──────── PROVIDED MATERIAL

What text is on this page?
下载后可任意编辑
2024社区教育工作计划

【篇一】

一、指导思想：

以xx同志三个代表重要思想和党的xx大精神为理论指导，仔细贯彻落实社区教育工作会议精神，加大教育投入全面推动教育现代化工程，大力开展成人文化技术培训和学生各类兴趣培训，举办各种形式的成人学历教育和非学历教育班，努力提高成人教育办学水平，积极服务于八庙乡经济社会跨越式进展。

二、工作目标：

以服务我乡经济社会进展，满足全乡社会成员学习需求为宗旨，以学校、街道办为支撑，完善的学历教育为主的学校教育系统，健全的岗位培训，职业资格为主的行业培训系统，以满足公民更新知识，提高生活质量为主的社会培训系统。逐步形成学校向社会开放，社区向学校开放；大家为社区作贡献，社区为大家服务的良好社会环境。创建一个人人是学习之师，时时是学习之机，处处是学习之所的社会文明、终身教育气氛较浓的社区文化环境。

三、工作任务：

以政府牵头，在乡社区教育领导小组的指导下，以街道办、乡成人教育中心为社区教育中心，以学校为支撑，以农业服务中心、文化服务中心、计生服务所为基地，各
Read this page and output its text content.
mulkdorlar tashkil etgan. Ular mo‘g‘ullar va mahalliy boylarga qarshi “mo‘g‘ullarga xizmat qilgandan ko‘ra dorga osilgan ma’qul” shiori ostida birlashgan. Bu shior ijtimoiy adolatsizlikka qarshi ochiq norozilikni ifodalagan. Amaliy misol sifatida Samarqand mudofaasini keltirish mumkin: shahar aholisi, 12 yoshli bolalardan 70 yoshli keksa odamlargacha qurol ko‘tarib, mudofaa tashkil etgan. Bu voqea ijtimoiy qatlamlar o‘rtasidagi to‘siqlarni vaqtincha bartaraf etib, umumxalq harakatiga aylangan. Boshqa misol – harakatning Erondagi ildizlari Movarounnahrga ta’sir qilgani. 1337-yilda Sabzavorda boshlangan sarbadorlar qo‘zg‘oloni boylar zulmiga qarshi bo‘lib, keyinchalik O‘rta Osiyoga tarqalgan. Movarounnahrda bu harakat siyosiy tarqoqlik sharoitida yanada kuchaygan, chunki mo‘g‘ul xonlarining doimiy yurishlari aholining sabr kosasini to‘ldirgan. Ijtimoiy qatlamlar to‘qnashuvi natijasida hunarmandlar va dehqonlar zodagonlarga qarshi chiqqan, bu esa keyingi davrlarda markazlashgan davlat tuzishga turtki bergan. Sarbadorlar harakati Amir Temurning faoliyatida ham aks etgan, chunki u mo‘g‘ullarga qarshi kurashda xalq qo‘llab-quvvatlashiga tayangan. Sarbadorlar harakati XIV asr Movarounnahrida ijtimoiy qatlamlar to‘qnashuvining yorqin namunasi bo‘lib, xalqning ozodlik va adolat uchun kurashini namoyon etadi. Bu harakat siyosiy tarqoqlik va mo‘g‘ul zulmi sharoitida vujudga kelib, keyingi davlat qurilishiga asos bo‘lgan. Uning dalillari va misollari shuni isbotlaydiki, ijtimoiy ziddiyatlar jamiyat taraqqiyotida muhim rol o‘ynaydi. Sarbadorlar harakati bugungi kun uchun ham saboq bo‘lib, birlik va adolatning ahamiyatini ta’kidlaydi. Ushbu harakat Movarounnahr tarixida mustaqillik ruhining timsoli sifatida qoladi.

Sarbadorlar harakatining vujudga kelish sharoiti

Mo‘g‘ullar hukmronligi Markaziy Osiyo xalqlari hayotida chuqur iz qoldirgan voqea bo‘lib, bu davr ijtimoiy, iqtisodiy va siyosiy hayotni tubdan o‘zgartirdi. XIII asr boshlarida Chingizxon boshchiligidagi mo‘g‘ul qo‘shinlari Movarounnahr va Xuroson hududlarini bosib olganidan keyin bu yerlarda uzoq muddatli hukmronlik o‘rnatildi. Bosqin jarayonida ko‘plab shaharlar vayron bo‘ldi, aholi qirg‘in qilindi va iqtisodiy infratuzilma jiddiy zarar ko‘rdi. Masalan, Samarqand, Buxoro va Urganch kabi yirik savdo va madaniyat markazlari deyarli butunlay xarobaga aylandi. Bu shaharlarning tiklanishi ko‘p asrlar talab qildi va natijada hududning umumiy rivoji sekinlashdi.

────────────────

SHORT TASK:
Reproduce each line of the material containing the word "this".

OUTPUT:
What text is on this page?
Read this page and output its text content.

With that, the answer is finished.